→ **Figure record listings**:
· · · · ·
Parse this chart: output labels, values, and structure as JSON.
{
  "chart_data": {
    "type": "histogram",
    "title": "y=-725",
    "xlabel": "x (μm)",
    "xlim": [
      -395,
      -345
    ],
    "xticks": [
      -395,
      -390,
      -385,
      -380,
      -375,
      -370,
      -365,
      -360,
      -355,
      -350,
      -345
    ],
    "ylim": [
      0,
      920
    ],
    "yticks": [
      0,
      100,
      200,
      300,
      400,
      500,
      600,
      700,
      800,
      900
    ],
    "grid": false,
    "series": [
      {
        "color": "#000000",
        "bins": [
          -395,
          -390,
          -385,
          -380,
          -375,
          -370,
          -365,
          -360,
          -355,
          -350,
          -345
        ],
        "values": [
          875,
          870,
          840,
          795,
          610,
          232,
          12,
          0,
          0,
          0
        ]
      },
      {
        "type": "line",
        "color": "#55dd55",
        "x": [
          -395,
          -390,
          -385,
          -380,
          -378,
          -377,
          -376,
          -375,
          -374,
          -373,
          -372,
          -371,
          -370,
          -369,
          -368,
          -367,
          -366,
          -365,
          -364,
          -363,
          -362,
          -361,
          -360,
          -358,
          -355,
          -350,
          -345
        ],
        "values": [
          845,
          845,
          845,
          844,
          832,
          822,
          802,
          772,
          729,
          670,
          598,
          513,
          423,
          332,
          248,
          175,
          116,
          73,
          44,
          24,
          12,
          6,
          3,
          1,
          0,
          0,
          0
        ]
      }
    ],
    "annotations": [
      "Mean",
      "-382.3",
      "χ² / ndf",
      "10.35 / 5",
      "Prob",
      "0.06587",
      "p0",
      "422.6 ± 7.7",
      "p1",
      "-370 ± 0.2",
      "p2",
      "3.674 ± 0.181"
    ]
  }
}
· · · · ·
→ **AIM OF THE TASK**: Every record should be given again exactly.

→ **ANSWER**:
Parse this chart: output labels, values, and structure as JSON.
{
  "chart_data": {
    "type": "histogram",
    "title": "y=-725",
    "xlabel": "x (μm)",
    "xlim": [
      -395,
      -345
    ],
    "xticks": [
      -395,
      -390,
      -385,
      -380,
      -375,
      -370,
      -365,
      -360,
      -355,
      -350,
      -345
    ],
    "ylim": [
      0,
      920
    ],
    "yticks": [
      0,
      100,
      200,
      300,
      400,
      500,
      600,
      700,
      800,
      900
    ],
    "grid": false,
    "series": [
      {
        "color": "#000000",
        "bins": [
          -395,
          -390,
          -385,
          -380,
          -375,
          -370,
          -365,
          -360,
          -355,
          -350,
          -345
        ],
        "values": [
          875,
          870,
          840,
          795,
          610,
          232,
          12,
          0,
          0,
          0
        ]
      },
      {
        "type": "line",
        "color": "#55dd55",
        "x": [
          -395,
          -390,
          -385,
          -380,
          -378,
          -377,
          -376,
          -375,
          -374,
          -373,
          -372,
          -371,
          -370,
          -369,
          -368,
          -367,
          -366,
          -365,
          -364,
          -363,
          -362,
          -361,
          -360,
          -358,
          -355,
          -350,
          -345
        ],
        "values": [
          845,
          845,
          845,
          844,
          832,
          822,
          802,
          772,
          729,
          670,
          598,
          513,
          423,
          332,
          248,
          175,
          116,
          73,
          44,
          24,
          12,
          6,
          3,
          1,
          0,
          0,
          0
        ]
      }
    ],
    "annotations": [
      "Mean",
      "-382.3",
      "χ² / ndf",
      "10.35 / 5",
      "Prob",
      "0.06587",
      "p0",
      "422.6 ± 7.7",
      "p1",
      "-370 ± 0.2",
      "p2",
      "3.674 ± 0.181"
    ]
  }
}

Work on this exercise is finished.